### [What this task involves]
Will you write out, word for word, every line from the one with "Convert this document image to plain text." to the final line of the data below, with the pictures left out?

## Start Information provided

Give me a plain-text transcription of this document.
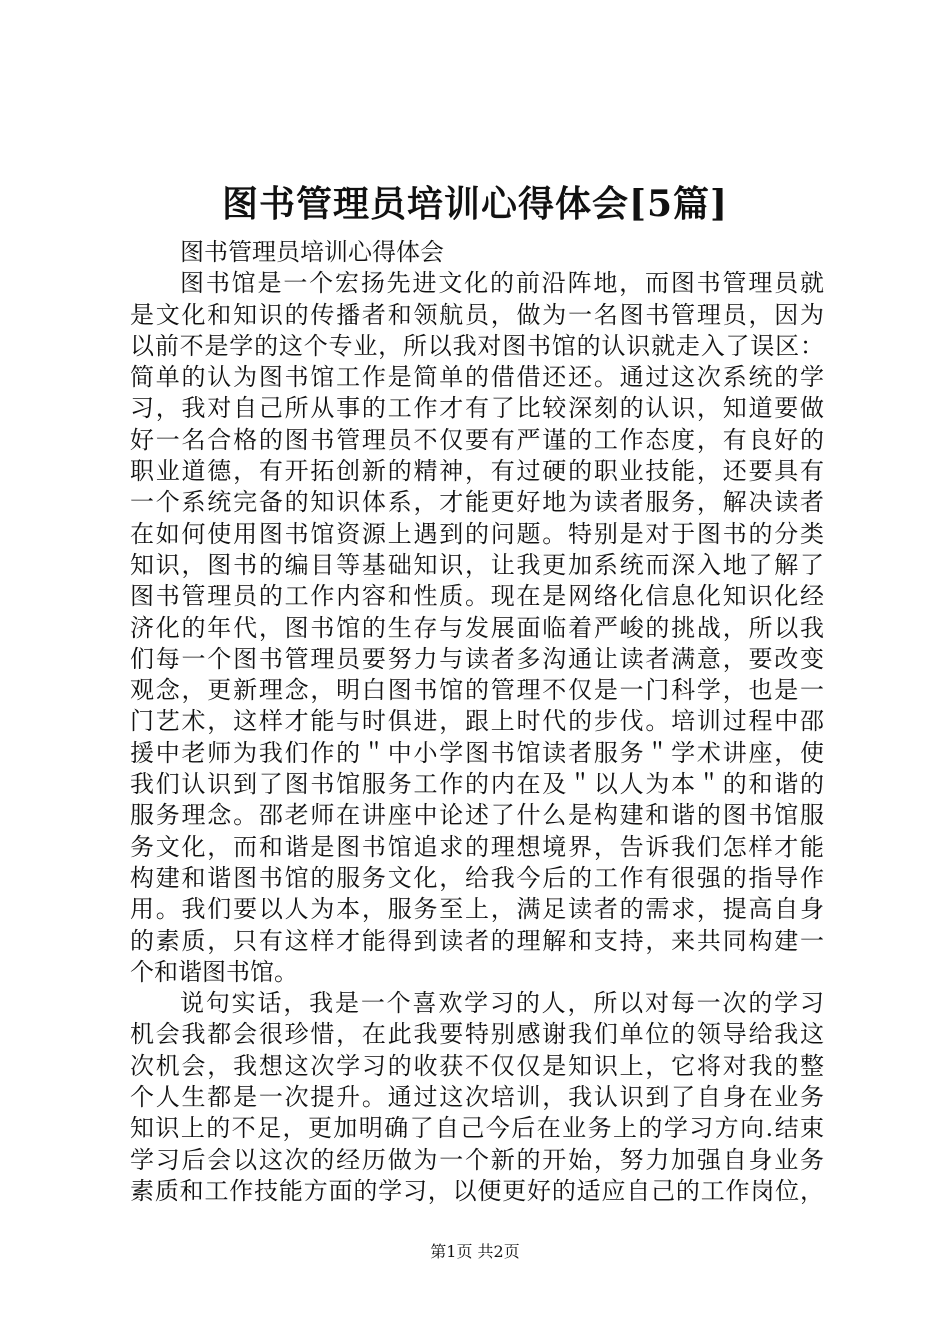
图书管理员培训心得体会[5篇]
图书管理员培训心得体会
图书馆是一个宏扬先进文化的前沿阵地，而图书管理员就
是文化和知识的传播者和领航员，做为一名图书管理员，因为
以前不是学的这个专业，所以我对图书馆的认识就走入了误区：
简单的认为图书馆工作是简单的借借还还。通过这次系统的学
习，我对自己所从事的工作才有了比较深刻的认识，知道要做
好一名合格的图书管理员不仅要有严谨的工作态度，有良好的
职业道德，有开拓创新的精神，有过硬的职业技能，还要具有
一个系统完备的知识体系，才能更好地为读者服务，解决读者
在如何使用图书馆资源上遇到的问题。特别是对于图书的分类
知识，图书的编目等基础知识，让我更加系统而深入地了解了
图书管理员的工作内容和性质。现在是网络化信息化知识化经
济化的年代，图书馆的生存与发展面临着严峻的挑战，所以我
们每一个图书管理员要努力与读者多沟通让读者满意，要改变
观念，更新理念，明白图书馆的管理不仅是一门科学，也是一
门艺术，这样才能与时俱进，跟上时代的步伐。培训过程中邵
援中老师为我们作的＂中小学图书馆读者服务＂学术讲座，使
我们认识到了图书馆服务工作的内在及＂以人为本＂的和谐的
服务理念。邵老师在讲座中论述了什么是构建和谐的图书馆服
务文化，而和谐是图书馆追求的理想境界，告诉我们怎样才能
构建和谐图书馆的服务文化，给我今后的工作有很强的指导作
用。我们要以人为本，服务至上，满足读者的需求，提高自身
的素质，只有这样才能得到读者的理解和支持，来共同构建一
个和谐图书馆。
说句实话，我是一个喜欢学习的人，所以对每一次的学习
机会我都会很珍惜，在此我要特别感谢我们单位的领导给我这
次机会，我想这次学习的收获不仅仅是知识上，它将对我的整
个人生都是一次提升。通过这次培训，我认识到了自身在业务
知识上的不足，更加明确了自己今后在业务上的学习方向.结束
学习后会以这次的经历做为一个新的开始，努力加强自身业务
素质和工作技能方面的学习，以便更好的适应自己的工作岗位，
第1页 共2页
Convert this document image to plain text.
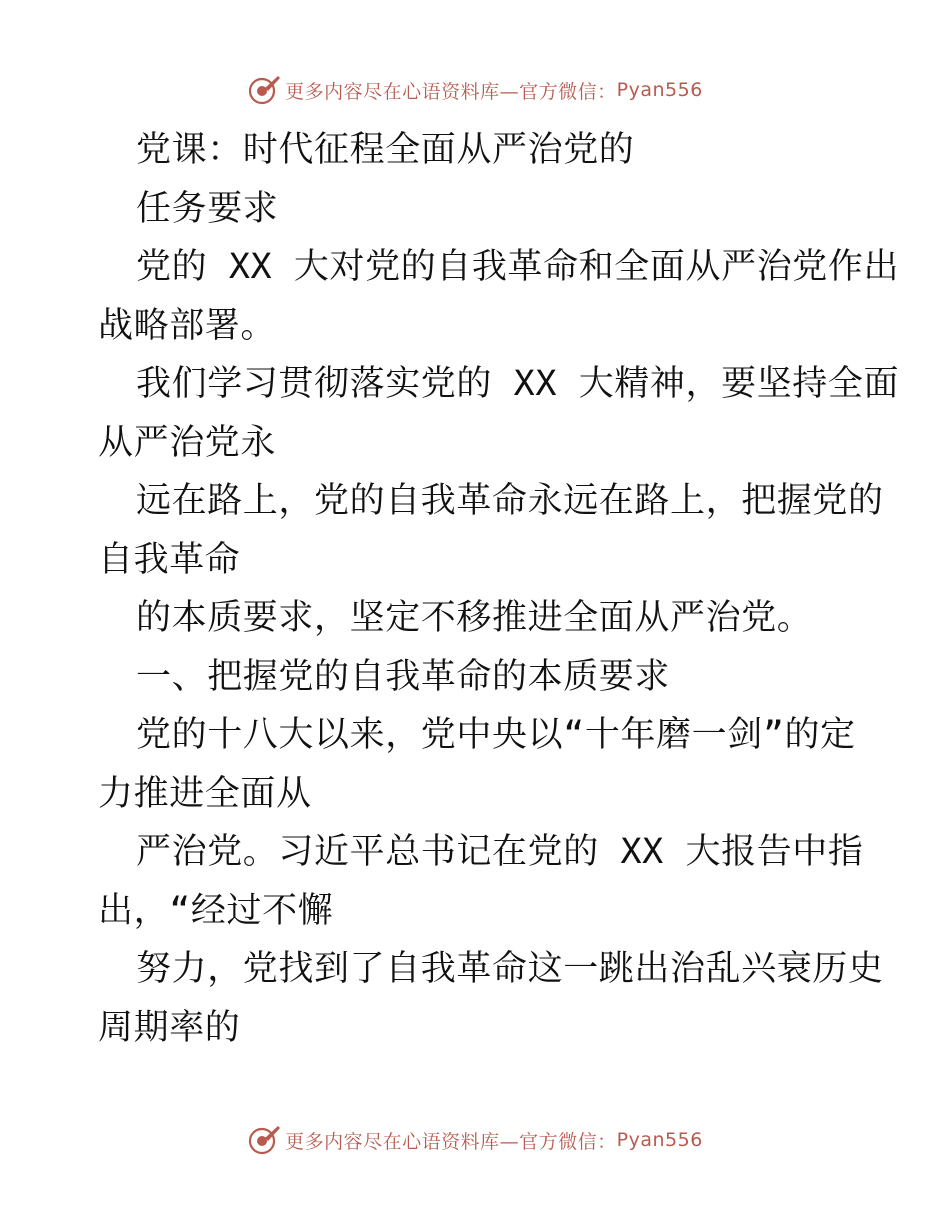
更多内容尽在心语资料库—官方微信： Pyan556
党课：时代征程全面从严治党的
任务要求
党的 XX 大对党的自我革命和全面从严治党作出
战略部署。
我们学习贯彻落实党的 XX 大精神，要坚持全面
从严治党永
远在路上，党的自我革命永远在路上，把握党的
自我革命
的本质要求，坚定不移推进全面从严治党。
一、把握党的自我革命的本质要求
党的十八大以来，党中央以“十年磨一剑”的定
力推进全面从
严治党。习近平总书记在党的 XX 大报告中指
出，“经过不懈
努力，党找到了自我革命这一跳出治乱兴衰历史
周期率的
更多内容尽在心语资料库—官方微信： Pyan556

## End Information provided

### [Solution to the problem]
Convert this document image to plain text.
更多内容尽在心语资料库—官方微信： Pyan556
党课：时代征程全面从严治党的
任务要求
党的 XX 大对党的自我革命和全面从严治党作出
战略部署。
我们学习贯彻落实党的 XX 大精神，要坚持全面
从严治党永
远在路上，党的自我革命永远在路上，把握党的
自我革命
的本质要求，坚定不移推进全面从严治党。
一、把握党的自我革命的本质要求
党的十八大以来，党中央以“十年磨一剑”的定
力推进全面从
严治党。习近平总书记在党的 XX 大报告中指
出，“经过不懈
努力，党找到了自我革命这一跳出治乱兴衰历史
周期率的
更多内容尽在心语资料库—官方微信： Pyan556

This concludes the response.